*Given text*.
══════════════════════════════

Studio album by Mitch Miller and The Gang
- Released: 1961
- Genre: Easy listening
- Label: Columbia

Mitch Miller and The Gang chronology
| Happy Times! Sing Along with Mitch (1961) | TV Sing Along with Mitch (1961) | Your Request Sing Along with Mitch (1961) |

= TV Sing Along with Mitch =

TV Sing Along with Mitch is an album by Mitch Miller and The Gang. It was released in 1961 on the Columbia label (catalog nos. CL-1628 and CS-8428). The album debuted on Billboard magazine's popular albums chart on June 12, 1961, peaked at No. 3, and remained on that chart for 40 weeks.

==Track listing==
Side 1
1. Medley: "California" and "Avalon"
2. "I Found a Million Dollar Baby (In a Five and Ten Cent Store)

══════════════════════════════

*Source data*.
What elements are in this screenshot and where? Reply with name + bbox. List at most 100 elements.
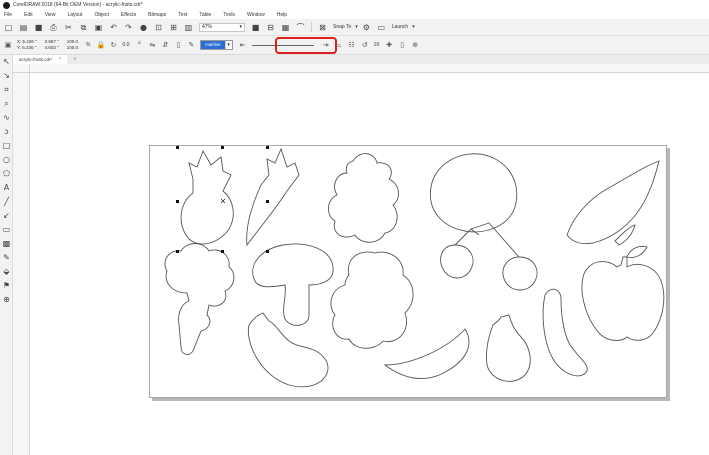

══════════════════════════════

*Exercise requirements*.
1 – Answer these from the TV Sing Along with Mitch article:
(a) What genre is the album listed under?
(b) What peak position did the album reach on Billboard's popular albums chart, and for how many weeks did it stay there?
(c) Which two songs make up the medley that opens Side 1?
2 – Resume the TV Sing Along with Mitch article from the point where it stops.

*Exercise answers*.
1 –
(a) Easy listening.
(b) It peaked at No. 3 and stayed on the chart for 40 weeks.
(c) "California" and "Avalon".

2 –
3. "Breezein' Along with the Breeze"
4. "Happy Days Are Here Again"
5. Medley: "Has Anybody Seen Kelly" and "I've Got Rings on My Fingers"
6. "Shuffle Off to Buffalo"

Side 2
1. Medley: "Moonlight Bay" and "There's Yes! Yes! In Your Eyes"
2. "The Love Nest"
3. "Would You Like to Take a Walk"
4. Medley: "You Must Have Been a Beautiful Baby" and "If I Could Be with You"
5. "It's Only a Paper Moon"
6. "Auf Widersehen, My Dear"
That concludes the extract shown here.